- [Data excerpts]
◆ ◆ ◆ ◆ ◆ ◆ ◆

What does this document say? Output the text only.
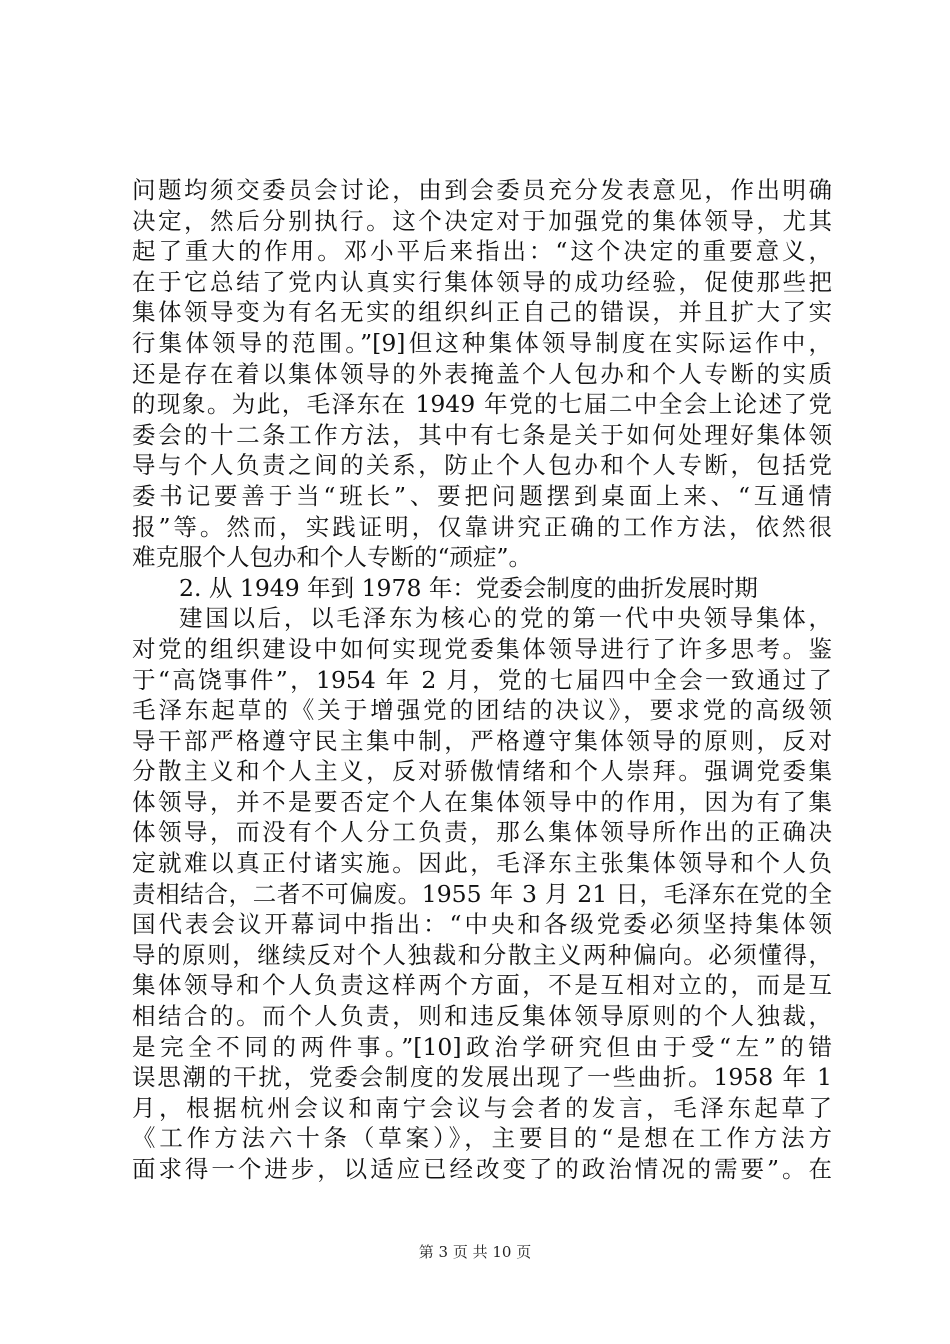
问题均须交委员会讨论，由到会委员充分发表意见，作出明确
决定，然后分别执行。这个决定对于加强党的集体领导，尤其
起了重大的作用。邓小平后来指出：“这个决定的重要意义，
在于它总结了党内认真实行集体领导的成功经验，促使那些把
集体领导变为有名无实的组织纠正自己的错误，并且扩大了实
行集体领导的范围。”[9]但这种集体领导制度在实际运作中，
还是存在着以集体领导的外表掩盖个人包办和个人专断的实质
的现象。为此，毛泽东在 1949 年党的七届二中全会上论述了党
委会的十二条工作方法，其中有七条是关于如何处理好集体领
导与个人负责之间的关系，防止个人包办和个人专断，包括党
委书记要善于当“班长”、要把问题摆到桌面上来、“互通情
报”等。然而，实践证明，仅靠讲究正确的工作方法，依然很
难克服个人包办和个人专断的“顽症”。
2. 从 1949 年到 1978 年：党委会制度的曲折发展时期
建国以后，以毛泽东为核心的党的第一代中央领导集体，
对党的组织建设中如何实现党委集体领导进行了许多思考。鉴
于“高饶事件”，1954 年 2 月，党的七届四中全会一致通过了
毛泽东起草的《关于增强党的团结的决议》，要求党的高级领
导干部严格遵守民主集中制，严格遵守集体领导的原则，反对
分散主义和个人主义，反对骄傲情绪和个人崇拜。强调党委集
体领导，并不是要否定个人在集体领导中的作用，因为有了集
体领导，而没有个人分工负责，那么集体领导所作出的正确决
定就难以真正付诸实施。因此，毛泽东主张集体领导和个人负
责相结合，二者不可偏废。1955 年 3 月 21 日，毛泽东在党的全
国代表会议开幕词中指出：“中央和各级党委必须坚持集体领
导的原则，继续反对个人独裁和分散主义两种偏向。必须懂得，
集体领导和个人负责这样两个方面，不是互相对立的，而是互
相结合的。而个人负责，则和违反集体领导原则的个人独裁，
是完全不同的两件事。”[10]政治学研究但由于受“左”的错
误思潮的干扰，党委会制度的发展出现了一些曲折。1958 年 1
月，根据杭州会议和南宁会议与会者的发言，毛泽东起草了
《工作方法六十条（草案）》，主要目的“是想在工作方法方
面求得一个进步，以适应已经改变了的政治情况的需要”。在
第 3 页 共 10 页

◆ ◆ ◆ ◆ ◆ ◆ ◆

- [Aim] Reproduce all of the material above word for word. Omit the pictures.

- [Answer to this task]
What does this document say? Output the text only.
问题均须交委员会讨论，由到会委员充分发表意见，作出明确
决定，然后分别执行。这个决定对于加强党的集体领导，尤其
起了重大的作用。邓小平后来指出：“这个决定的重要意义，
在于它总结了党内认真实行集体领导的成功经验，促使那些把
集体领导变为有名无实的组织纠正自己的错误，并且扩大了实
行集体领导的范围。”[9]但这种集体领导制度在实际运作中，
还是存在着以集体领导的外表掩盖个人包办和个人专断的实质
的现象。为此，毛泽东在 1949 年党的七届二中全会上论述了党
委会的十二条工作方法，其中有七条是关于如何处理好集体领
导与个人负责之间的关系，防止个人包办和个人专断，包括党
委书记要善于当“班长”、要把问题摆到桌面上来、“互通情
报”等。然而，实践证明，仅靠讲究正确的工作方法，依然很
难克服个人包办和个人专断的“顽症”。
2. 从 1949 年到 1978 年：党委会制度的曲折发展时期
建国以后，以毛泽东为核心的党的第一代中央领导集体，
对党的组织建设中如何实现党委集体领导进行了许多思考。鉴
于“高饶事件”，1954 年 2 月，党的七届四中全会一致通过了
毛泽东起草的《关于增强党的团结的决议》，要求党的高级领
导干部严格遵守民主集中制，严格遵守集体领导的原则，反对
分散主义和个人主义，反对骄傲情绪和个人崇拜。强调党委集
体领导，并不是要否定个人在集体领导中的作用，因为有了集
体领导，而没有个人分工负责，那么集体领导所作出的正确决
定就难以真正付诸实施。因此，毛泽东主张集体领导和个人负
责相结合，二者不可偏废。1955 年 3 月 21 日，毛泽东在党的全
国代表会议开幕词中指出：“中央和各级党委必须坚持集体领
导的原则，继续反对个人独裁和分散主义两种偏向。必须懂得，
集体领导和个人负责这样两个方面，不是互相对立的，而是互
相结合的。而个人负责，则和违反集体领导原则的个人独裁，
是完全不同的两件事。”[10]政治学研究但由于受“左”的错
误思潮的干扰，党委会制度的发展出现了一些曲折。1958 年 1
月，根据杭州会议和南宁会议与会者的发言，毛泽东起草了
《工作方法六十条（草案）》，主要目的“是想在工作方法方
面求得一个进步，以适应已经改变了的政治情况的需要”。在
第 3 页 共 10 页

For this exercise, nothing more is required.